◆ **DOCUMENT SEGMENT**

Other tools to explore conformational heterogeneity from a cryo-ET dataset exist (Bharat and Scheres, 2016; Harastani et al., 2021; 2022; Himes and Zhang, 2018). However, they each rely on some degree of imposed prior knowledge, either in the form of “mass conservation” to describe continuous changes from a consensus structure, which is often derived from a provided atomic model (Harastani et al., 2021; 2022); assumptions of linear relationships between structures (Himes and Zhang, 2018); or the assertion that a small number of discrete structures exist (Bharat and Scheres, 2016). In contrast, the cryoDRGN/tomoDRGN approaches provide a greater degree of generality that we have found enables largely unsupervised learning of highly complex combinations of compositional and continuous conformational heterogeneity. Given the extent of structural heterogeneity observed with cryoDRGN in single particle datasets using purified samples (Sekne et al., 2022; Vasyliuk et al., 2022), we expect tomoDRGN to uncover similar structural variation within a rapidly expanding set of samples imaged in situ with cryo-ET.

In addition to characterizing the structural heterogeneity of isolated particles, we expect that tomoDRGN’s ability to reanalyze particle stacks at different spatial scales (i.e., different real space box sizes) will prove widely useful in correlating intramolecular structural changes with structural variability in areas adjacent to the particle (Fig. 6). For example, when analyzing isolated ribosomal particles in EMPIAR-10499, we identified a set of particles decoding EF-Tu•tRNA and, when analyzing particles in a larger spatial context, we found a set of ribosomes associated with the cell membrane. A straightforward comparison enabled calculating the co-occurrence of these properties, revealing that approximately 13% of the membrane-associated ribosomes also appear to be decoding EF-Tu•tRNA. Of particular note, tomoDRGN allows us to generate a unique 3-D volume corresponding to each particle’s latent embedding. We anticipate this approach will allow researchers to populate low SNR tomograms with particle-specific density maps at approximately nanometer resolution and to explore the resultant spatial distributions of heterogeneous structures.

◆ **WHAT TO WORK ON**
• 1. The passage on tomoDRGN says other tools for exploring conformational heterogeneity rely on imposed prior knowledge. List each form of that prior knowledge the passage names.
• 2. Continue the passage on tomoDRGN with the text that follows its final sentence.

◆ **DATASET ENTRIES**
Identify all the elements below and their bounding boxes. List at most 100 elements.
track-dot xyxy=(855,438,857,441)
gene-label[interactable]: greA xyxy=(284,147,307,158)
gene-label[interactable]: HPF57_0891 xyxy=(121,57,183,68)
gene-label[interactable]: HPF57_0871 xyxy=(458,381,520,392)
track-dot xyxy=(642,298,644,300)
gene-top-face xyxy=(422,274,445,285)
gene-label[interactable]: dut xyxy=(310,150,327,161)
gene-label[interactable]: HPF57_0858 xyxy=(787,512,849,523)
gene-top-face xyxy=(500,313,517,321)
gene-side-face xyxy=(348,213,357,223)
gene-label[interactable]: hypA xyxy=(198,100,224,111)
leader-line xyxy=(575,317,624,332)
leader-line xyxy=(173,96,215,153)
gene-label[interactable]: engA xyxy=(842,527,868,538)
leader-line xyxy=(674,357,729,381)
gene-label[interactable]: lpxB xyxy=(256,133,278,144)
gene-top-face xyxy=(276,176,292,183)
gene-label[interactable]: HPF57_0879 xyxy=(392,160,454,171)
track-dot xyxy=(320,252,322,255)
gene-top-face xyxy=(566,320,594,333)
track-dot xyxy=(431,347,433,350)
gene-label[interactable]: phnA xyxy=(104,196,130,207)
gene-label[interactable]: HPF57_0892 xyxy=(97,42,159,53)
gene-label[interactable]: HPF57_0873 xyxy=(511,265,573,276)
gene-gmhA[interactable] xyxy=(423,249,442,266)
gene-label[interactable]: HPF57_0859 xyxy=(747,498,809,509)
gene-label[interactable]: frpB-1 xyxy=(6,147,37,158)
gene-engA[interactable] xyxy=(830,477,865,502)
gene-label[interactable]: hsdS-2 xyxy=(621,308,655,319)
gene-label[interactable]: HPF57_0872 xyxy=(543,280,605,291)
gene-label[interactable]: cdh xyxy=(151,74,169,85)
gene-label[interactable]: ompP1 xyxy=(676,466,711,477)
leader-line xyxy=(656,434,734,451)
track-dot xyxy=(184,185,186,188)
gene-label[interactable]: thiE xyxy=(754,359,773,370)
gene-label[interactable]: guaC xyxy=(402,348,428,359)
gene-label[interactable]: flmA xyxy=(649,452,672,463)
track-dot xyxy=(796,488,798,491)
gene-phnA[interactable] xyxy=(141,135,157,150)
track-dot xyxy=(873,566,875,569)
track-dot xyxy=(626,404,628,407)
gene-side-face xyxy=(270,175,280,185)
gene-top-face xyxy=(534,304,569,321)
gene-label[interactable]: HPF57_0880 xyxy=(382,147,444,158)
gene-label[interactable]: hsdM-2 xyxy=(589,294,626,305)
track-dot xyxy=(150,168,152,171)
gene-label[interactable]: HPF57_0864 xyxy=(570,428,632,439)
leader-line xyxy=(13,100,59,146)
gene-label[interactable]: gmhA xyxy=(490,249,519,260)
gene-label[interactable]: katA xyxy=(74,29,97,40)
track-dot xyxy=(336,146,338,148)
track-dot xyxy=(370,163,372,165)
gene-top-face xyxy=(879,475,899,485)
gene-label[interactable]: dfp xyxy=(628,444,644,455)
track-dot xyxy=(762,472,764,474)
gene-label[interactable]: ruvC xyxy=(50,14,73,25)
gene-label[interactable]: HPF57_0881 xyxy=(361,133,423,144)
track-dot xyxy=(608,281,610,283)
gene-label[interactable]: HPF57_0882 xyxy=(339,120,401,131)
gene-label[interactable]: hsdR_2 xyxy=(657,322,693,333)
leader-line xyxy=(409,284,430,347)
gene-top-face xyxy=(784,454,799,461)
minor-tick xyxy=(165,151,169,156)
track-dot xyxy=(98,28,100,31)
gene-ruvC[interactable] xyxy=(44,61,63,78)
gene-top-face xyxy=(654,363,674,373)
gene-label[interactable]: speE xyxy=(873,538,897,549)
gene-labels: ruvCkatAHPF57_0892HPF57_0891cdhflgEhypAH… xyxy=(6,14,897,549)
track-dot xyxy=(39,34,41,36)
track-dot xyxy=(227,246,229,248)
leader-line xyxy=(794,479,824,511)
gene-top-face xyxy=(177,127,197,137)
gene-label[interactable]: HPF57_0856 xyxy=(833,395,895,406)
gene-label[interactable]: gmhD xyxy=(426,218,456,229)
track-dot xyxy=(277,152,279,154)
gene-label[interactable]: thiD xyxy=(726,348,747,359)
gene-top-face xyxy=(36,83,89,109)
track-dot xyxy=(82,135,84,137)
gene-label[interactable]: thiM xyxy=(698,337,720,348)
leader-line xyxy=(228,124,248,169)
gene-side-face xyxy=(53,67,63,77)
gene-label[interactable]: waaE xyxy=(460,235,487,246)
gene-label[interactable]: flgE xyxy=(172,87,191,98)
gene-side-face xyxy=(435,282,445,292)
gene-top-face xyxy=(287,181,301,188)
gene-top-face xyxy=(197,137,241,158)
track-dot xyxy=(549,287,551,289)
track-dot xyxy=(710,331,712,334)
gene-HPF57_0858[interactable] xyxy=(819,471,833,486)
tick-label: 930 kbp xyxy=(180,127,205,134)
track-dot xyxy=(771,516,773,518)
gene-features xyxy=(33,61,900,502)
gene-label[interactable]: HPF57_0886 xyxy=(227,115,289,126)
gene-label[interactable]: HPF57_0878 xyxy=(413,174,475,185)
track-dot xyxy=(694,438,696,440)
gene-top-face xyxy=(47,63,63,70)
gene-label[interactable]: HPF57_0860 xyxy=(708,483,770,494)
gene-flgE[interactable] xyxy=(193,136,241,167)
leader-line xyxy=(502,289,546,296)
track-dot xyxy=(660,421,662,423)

◆ **RESULTS BY TASK**
• 1.
- "Mass conservation" to describe continuous changes from a consensus structure, often derived from a provided atomic model (Harastani et al., 2021; 2022)
- Assumptions of linear relationships between structures (Himes and Zhang, 2018)
- The assertion that a small number of discrete structures exist (Bharat and Scheres, 2016)

• 2.
Figure 6: TomoDRGN visualizes structurally heterogeneous macromolecular complexes with spatial context.

Figure 6:

(a) Ribosomes from one EMPIAR-10499 tomogram rendered in ChimeraX. Volumes were generated for each ribosome using tomoDRGN and colored according to the intramolecular latent classification shown in Fig. 4d, and positioned correspondingly within the reconstructed cell. Transparent ribosomes correspond to k=20 k-means classes not highlighted in Fig. 4d.

(b) Ribosomes from the same tomogram depicted in (a) rendered in ChimeraX. Volumes were generated for each ribosome and colored according to the intermolecular latent classification shown in Fig. 5a, and positioned correspondingly within the reconstructed cell. Transparent ribosomes correspond to k=20 k-means classes not highlighted in Fig. 5a.

Finally, the analyses enabled by tomoDRGN are inherently iterable. Our initial tomoDRGN analysis of EMPIAR-10499 revealed a population of non-ribosomal particles that we had failed to filter with traditional classification-based approaches. Excluding such particles and retraining at multiple spatial scales resolved intra- and inter-molecular structural heterogeneity, and retraining exclusively on a subset of membrane-associated ribosomes identified extracellular density that likely corresponded to the SecDF subcomplex. Given that tomoDRGN has the potential to identify many such distinct classes, we encourage users to embrace this iterative, branching approach. Some recently introduced software packages (Rice et al., 2022; Tegunov et al., 2021) explicitly support such “molecular sociology” where co-refinement of multiple distinct structures derived from a common data source enables global improvement of map quality. We anticipate tomoDRGN will form a virtuous cycle when interfacing with such software.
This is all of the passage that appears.